→ Do this
The records below must be output exactly, without pictures.
··········
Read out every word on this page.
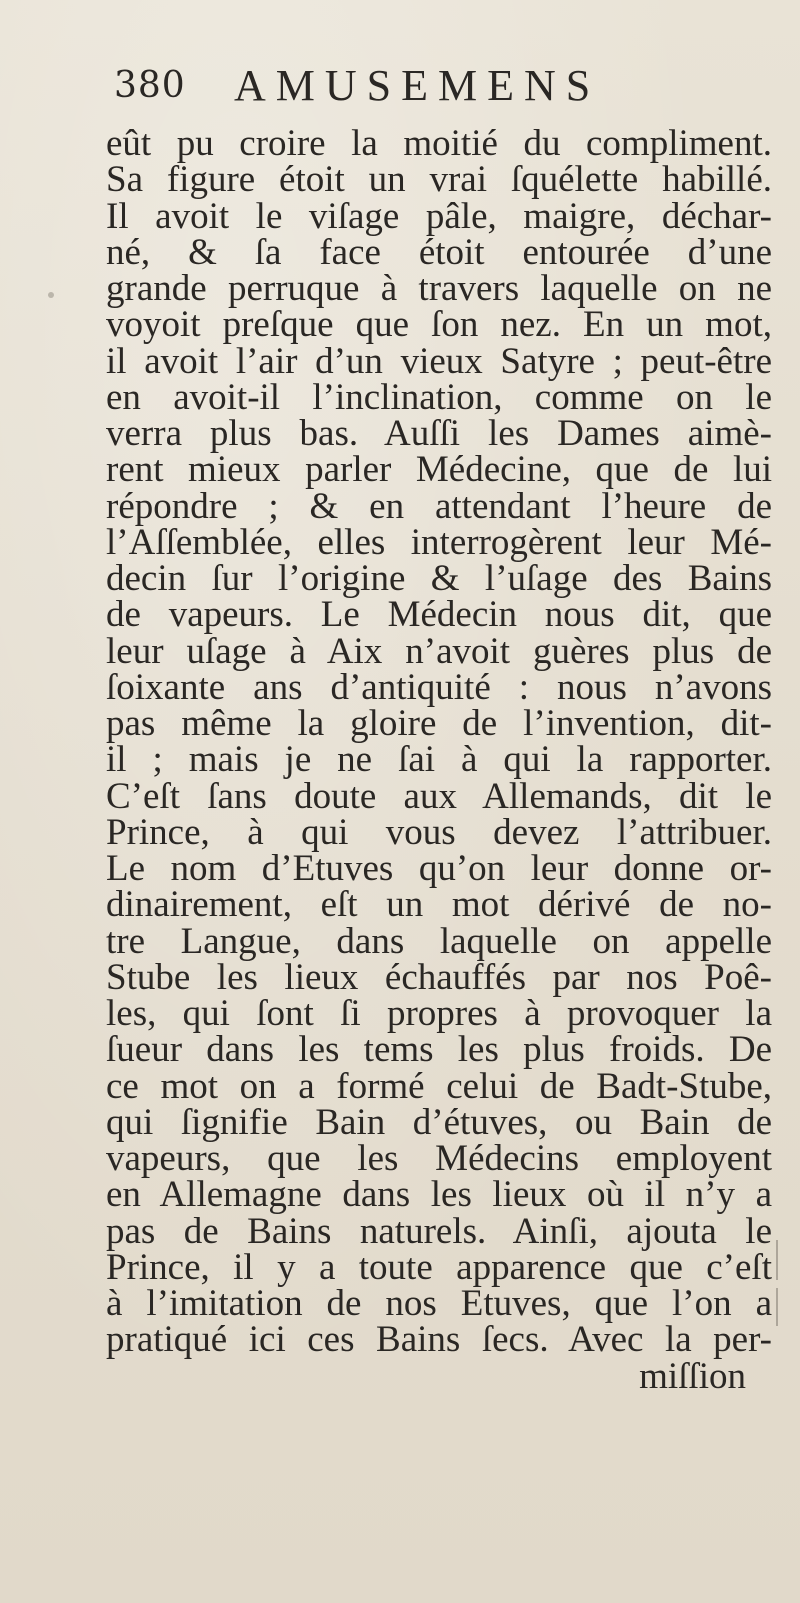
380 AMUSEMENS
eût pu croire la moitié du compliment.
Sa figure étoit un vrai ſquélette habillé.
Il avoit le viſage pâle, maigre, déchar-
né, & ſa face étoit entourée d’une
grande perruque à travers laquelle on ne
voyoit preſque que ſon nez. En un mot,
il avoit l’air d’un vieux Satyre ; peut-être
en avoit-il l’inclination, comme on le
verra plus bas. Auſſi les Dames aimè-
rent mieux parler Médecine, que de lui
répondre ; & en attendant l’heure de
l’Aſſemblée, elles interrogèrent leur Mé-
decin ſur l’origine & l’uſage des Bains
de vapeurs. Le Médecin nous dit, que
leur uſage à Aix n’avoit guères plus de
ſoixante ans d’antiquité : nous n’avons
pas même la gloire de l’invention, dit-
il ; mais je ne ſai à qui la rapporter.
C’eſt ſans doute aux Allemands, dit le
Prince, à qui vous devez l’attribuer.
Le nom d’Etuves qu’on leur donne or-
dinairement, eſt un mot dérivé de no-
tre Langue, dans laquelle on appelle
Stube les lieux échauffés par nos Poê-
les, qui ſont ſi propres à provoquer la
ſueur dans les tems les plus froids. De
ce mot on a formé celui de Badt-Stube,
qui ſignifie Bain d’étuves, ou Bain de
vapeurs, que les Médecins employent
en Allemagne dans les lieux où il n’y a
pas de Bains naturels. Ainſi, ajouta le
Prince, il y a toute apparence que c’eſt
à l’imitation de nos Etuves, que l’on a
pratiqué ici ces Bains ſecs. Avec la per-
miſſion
··········
→ Output for this task
Read out every word on this page.
380 AMUSEMENS
eût pu croire la moitié du compliment.
Sa figure étoit un vrai ſquélette habillé.
Il avoit le viſage pâle, maigre, déchar-
né, & ſa face étoit entourée d’une
grande perruque à travers laquelle on ne
voyoit preſque que ſon nez. En un mot,
il avoit l’air d’un vieux Satyre ; peut-être
en avoit-il l’inclination, comme on le
verra plus bas. Auſſi les Dames aimè-
rent mieux parler Médecine, que de lui
répondre ; & en attendant l’heure de
l’Aſſemblée, elles interrogèrent leur Mé-
decin ſur l’origine & l’uſage des Bains
de vapeurs. Le Médecin nous dit, que
leur uſage à Aix n’avoit guères plus de
ſoixante ans d’antiquité : nous n’avons
pas même la gloire de l’invention, dit-
il ; mais je ne ſai à qui la rapporter.
C’eſt ſans doute aux Allemands, dit le
Prince, à qui vous devez l’attribuer.
Le nom d’Etuves qu’on leur donne or-
dinairement, eſt un mot dérivé de no-
tre Langue, dans laquelle on appelle
Stube les lieux échauffés par nos Poê-
les, qui ſont ſi propres à provoquer la
ſueur dans les tems les plus froids. De
ce mot on a formé celui de Badt-Stube,
qui ſignifie Bain d’étuves, ou Bain de
vapeurs, que les Médecins employent
en Allemagne dans les lieux où il n’y a
pas de Bains naturels. Ainſi, ajouta le
Prince, il y a toute apparence que c’eſt
à l’imitation de nos Etuves, que l’on a
pratiqué ici ces Bains ſecs. Avec la per-
miſſion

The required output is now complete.